Drawing on Sculpture: Graphic Interventions on the Photographic Surface
12 May – 11 August 2007
Exhibition in the Upper Sculpture Study Gallery, Leeds Art Gallery
Drawing on Sculpture looks afresh at relationship between sculpture and photography, taking note of the subtle ways in which drawing allows artists to use the flexibility of a two-dimensional medium to define and describe sculpture.
Paul Neagu, 'Hyphen over Skull' (1977, ink on photograph) Collection The Trustees of Paul Neagu Estate, courtesy Flowers
Artists have used photographs for many purposes, but this exhibition focuses on their use as a drawing board. It begins with Rodin, whose innovative use of photography is now well known, and comes up to the present day, with works by Hew Locke, whose graffiti-like over-drawing references both Rodin’s sculptures and Rodin’s graphic interventions.
Drawing on Sculpture includes around thirty works, highlighting the different reasons for sculptors to draw on photographs. These drawings provide a visual commentary on how sculptors think about their work and explore colour, outline, surface, layering, scale and meaning.

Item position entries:
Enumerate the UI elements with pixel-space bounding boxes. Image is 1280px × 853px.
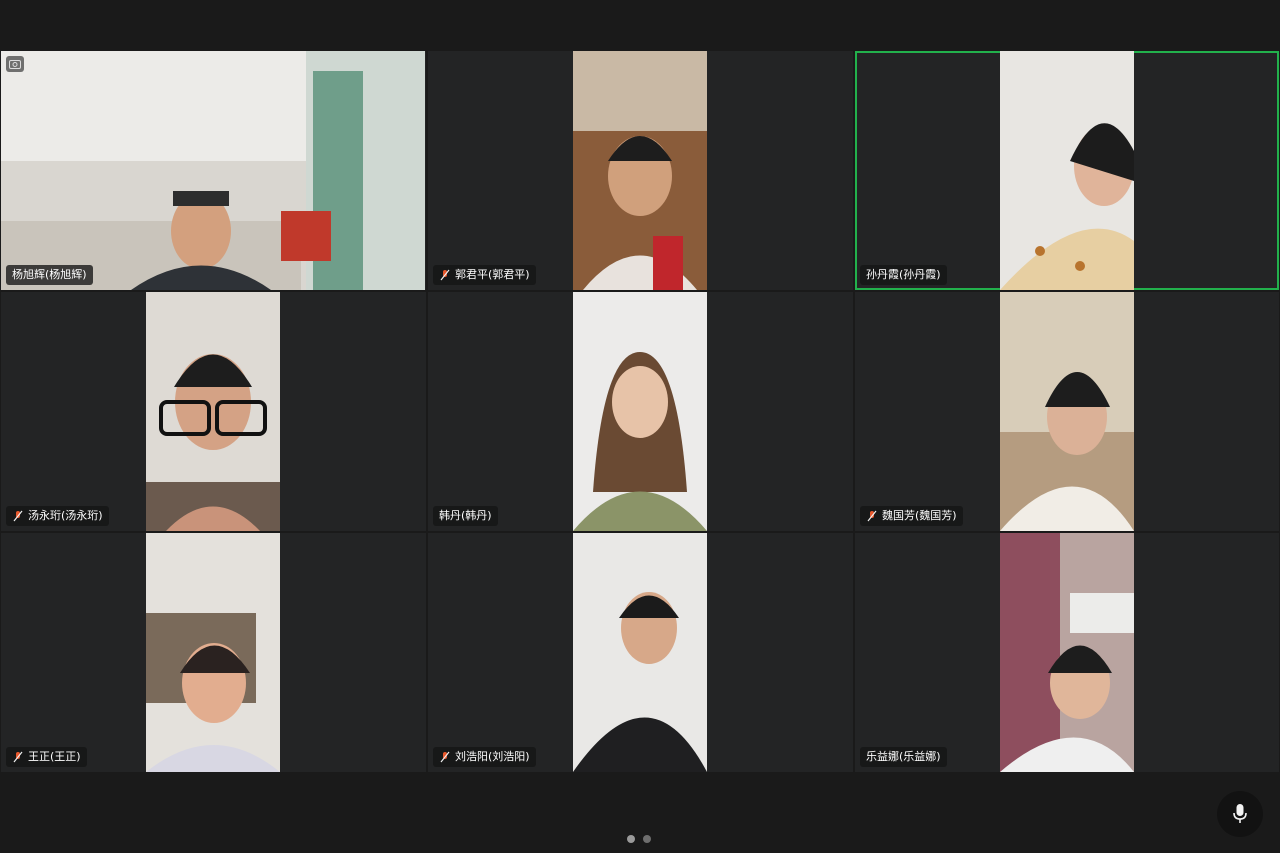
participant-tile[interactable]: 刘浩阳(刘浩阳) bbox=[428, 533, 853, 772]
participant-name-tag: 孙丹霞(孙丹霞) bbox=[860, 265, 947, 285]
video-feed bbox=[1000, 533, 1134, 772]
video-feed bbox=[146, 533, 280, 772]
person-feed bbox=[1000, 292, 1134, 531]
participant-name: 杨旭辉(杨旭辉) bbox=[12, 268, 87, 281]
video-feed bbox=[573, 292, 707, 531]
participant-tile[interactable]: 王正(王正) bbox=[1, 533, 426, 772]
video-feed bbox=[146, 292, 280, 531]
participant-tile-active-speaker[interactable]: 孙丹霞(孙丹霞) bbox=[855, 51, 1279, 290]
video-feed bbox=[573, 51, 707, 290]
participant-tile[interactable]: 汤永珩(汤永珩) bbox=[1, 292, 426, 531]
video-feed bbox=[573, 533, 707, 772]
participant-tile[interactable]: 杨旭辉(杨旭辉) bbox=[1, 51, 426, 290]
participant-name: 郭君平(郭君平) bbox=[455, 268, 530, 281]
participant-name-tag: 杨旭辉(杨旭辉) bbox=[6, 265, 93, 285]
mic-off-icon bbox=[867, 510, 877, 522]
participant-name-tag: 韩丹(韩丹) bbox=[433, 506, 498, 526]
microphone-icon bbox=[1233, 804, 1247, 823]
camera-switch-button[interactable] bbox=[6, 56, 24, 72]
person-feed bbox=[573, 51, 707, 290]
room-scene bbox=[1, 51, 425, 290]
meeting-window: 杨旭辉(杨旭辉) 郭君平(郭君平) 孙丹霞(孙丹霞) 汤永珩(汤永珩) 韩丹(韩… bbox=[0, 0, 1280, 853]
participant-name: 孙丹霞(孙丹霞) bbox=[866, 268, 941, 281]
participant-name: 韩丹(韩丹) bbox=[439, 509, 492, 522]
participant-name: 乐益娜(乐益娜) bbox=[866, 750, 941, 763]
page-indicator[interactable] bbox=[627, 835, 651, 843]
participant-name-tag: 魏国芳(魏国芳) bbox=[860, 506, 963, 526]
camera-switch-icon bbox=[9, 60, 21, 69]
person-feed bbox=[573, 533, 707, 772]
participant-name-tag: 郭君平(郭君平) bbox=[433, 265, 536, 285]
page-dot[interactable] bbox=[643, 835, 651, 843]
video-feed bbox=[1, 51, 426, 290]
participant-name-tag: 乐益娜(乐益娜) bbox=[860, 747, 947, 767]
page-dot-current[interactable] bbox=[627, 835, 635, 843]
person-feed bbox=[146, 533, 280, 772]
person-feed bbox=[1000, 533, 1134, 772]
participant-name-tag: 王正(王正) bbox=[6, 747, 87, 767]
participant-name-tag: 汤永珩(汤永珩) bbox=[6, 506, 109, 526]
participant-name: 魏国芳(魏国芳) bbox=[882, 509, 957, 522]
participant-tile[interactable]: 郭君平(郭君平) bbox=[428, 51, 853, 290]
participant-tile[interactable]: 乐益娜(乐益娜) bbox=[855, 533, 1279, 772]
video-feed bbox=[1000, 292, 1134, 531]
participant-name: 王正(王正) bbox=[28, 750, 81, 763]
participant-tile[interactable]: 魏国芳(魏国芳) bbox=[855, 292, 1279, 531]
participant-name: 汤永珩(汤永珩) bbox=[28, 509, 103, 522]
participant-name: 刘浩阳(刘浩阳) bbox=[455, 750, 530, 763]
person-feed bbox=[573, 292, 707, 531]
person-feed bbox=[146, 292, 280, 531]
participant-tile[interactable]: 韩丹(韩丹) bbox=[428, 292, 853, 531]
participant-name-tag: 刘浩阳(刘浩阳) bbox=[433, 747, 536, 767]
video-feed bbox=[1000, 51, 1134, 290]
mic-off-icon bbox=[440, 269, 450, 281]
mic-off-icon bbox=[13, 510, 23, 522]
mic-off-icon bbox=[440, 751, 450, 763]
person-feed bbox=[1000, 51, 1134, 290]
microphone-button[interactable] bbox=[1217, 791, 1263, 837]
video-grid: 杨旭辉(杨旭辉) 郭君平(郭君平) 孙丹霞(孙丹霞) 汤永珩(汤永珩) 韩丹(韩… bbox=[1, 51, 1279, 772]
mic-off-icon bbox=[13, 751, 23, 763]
...
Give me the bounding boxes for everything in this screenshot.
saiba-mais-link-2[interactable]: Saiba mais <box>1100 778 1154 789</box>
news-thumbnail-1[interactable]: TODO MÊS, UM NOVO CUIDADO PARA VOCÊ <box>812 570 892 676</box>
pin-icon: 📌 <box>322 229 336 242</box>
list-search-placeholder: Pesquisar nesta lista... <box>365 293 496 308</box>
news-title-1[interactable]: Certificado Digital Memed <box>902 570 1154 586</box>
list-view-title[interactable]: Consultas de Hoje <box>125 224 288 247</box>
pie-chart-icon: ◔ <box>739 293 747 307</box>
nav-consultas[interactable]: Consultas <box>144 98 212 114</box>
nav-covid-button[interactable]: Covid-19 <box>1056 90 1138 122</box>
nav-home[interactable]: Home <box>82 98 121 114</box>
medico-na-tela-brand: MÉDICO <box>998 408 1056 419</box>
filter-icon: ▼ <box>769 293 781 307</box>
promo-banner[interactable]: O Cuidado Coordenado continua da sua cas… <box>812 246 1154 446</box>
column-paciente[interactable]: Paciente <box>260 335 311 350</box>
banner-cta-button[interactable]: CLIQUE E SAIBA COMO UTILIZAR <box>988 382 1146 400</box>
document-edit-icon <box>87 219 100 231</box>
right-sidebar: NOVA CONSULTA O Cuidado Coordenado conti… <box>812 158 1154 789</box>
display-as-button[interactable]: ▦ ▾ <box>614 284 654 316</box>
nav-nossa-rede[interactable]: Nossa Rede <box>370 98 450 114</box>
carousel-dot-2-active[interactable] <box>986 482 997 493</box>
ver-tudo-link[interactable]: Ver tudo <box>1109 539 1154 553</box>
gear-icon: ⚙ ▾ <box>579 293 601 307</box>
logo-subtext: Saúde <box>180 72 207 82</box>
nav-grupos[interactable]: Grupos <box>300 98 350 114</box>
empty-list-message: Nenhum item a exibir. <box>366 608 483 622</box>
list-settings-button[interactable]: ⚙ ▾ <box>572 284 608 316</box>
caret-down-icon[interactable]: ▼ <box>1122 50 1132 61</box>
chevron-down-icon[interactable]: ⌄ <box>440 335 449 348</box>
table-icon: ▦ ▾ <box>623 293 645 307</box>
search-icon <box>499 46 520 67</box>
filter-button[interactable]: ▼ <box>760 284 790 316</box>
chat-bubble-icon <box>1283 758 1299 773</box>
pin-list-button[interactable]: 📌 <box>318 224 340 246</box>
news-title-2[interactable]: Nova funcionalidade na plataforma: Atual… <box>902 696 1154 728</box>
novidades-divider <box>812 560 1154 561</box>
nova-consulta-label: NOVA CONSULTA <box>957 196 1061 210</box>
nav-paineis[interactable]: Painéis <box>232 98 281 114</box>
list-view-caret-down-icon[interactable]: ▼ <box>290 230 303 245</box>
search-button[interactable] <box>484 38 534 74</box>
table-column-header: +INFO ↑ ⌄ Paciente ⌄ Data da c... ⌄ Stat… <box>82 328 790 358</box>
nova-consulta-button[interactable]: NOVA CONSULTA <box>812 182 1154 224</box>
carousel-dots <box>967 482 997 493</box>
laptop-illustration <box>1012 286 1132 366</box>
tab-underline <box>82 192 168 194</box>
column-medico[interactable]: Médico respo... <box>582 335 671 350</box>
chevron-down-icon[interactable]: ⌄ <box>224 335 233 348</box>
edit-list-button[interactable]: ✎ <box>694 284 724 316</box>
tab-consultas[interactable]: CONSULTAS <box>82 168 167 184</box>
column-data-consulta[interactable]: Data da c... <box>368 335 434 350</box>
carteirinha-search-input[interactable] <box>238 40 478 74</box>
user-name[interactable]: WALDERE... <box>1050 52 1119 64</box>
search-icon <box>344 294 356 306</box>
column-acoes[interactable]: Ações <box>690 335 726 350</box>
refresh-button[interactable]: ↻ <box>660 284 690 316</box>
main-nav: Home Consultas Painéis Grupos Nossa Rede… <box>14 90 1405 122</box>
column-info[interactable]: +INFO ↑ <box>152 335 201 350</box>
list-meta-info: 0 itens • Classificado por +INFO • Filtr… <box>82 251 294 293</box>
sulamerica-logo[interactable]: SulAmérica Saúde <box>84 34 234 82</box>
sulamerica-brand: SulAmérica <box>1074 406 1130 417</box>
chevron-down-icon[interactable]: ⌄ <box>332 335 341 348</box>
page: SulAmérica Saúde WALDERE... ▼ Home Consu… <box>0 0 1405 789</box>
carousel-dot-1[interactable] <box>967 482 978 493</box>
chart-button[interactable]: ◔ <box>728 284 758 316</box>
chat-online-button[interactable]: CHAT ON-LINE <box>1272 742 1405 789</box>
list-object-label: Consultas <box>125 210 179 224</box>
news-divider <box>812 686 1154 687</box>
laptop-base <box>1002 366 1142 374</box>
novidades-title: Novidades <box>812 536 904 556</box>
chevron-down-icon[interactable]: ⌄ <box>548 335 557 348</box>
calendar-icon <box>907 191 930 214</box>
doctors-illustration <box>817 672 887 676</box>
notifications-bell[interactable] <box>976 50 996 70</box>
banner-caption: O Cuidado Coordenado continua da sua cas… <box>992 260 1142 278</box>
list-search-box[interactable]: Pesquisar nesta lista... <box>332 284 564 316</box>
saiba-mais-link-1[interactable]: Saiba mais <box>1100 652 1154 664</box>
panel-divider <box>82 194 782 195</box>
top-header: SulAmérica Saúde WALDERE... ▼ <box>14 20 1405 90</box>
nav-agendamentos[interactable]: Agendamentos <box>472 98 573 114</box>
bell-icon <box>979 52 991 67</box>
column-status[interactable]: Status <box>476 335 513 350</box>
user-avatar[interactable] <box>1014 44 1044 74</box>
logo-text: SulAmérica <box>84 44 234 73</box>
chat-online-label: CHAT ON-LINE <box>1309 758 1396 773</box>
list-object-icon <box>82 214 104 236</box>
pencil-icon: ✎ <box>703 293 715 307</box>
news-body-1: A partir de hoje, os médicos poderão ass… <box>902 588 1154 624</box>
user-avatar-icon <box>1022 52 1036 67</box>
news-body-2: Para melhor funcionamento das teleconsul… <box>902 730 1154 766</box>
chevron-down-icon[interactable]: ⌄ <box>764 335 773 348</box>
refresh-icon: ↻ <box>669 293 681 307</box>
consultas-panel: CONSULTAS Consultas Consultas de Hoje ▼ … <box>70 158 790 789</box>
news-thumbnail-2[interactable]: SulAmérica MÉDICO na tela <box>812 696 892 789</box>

**Problem set**
A) Return the passage of the exhibition text exactly, starting with "Drawing on Sculpture includes" and going on through "scale and meaning.".
B) Recast the record lines as a JSON list of strings, one string per line and with blank lines left out, starting with the line with "Give me the" and going on through the line with "news-title-2[interactable]: Nova funcionalidade", both included.
The exhibition text and the records have no connection to each other.

**Expected answers**
A)
Drawing on Sculpture includes around thirty works, highlighting the different reasons for sculptors to draw on photographs. These drawings provide a visual commentary on how sculptors think about their work and explore colour, outline, surface, layering, scale and meaning.

B)
[
  "Give me the bounding boxes for everything in this screenshot.",
  "saiba-mais-link-2[interactable]: Saiba mais <box>1100 778 1154 789</box>",
  "news-thumbnail-1[interactable]: TODO MÊS, UM NOVO CUIDADO PARA VOCÊ <box>812 570 892 676</box>",
  "pin-icon: 📌 <box>322 229 336 242</box>",
  "list-search-placeholder: Pesquisar nesta lista... <box>365 293 496 308</box>",
  "news-title-1[interactable]: Certificado Digital Memed <box>902 570 1154 586</box>",
  "list-view-title[interactable]: Consultas de Hoje <box>125 224 288 247</box>",
  "pie-chart-icon: ◔ <box>739 293 747 307</box>",
  "nav-consultas[interactable]: Consultas <box>144 98 212 114</box>",
  "nav-covid-button[interactable]: Covid-19 <box>1056 90 1138 122</box>",
  "nav-home[interactable]: Home <box>82 98 121 114</box>",
  "medico-na-tela-brand: MÉDICO <box>998 408 1056 419</box>",
  "filter-icon: ▼ <box>769 293 781 307</box>",
  "promo-banner[interactable]: O Cuidado Coordenado continua da sua cas… <box>812 246 1154 446</box>",
  "column-paciente[interactable]: Paciente <box>260 335 311 350</box>",
  "banner-cta-button[interactable]: CLIQUE E SAIBA COMO UTILIZAR <box>988 382 1146 400</box>",
  "document-edit-icon <box>87 219 100 231</box>",
  "right-sidebar: NOVA CONSULTA O Cuidado Coordenado conti… <box>812 158 1154 789</box>",
  "display-as-button[interactable]: ▦ ▾ <box>614 284 654 316</box>",
  "nav-nossa-rede[interactable]: Nossa Rede <box>370 98 450 114</box>",
  "carousel-dot-2-active[interactable] <box>986 482 997 493</box>",
  "ver-tudo-link[interactable]: Ver tudo <box>1109 539 1154 553</box>",
  "gear-icon: ⚙ ▾ <box>579 293 601 307</box>",
  "logo-subtext: Saúde <box>180 72 207 82</box>",
  "nav-grupos[interactable]: Grupos <box>300 98 350 114</box>",
  "empty-list-message: Nenhum item a exibir. <box>366 608 483 622</box>",
  "list-settings-button[interactable]: ⚙ ▾ <box>572 284 608 316</box>",
  "caret-down-icon[interactable]: ▼ <box>1122 50 1132 61</box>",
  "chevron-down-icon[interactable]: ⌄ <box>440 335 449 348</box>",
  "table-icon: ▦ ▾ <box>623 293 645 307</box>",
  "search-icon <box>499 46 520 67</box>",
  "filter-button[interactable]: ▼ <box>760 284 790 316</box>",
  "chat-bubble-icon <box>1283 758 1299 773</box>",
  "pin-list-button[interactable]: 📌 <box>318 224 340 246</box>",
  "news-title-2[interactable]: Nova funcionalidade na plataforma: Atual… <box>902 696 1154 728</box>"
]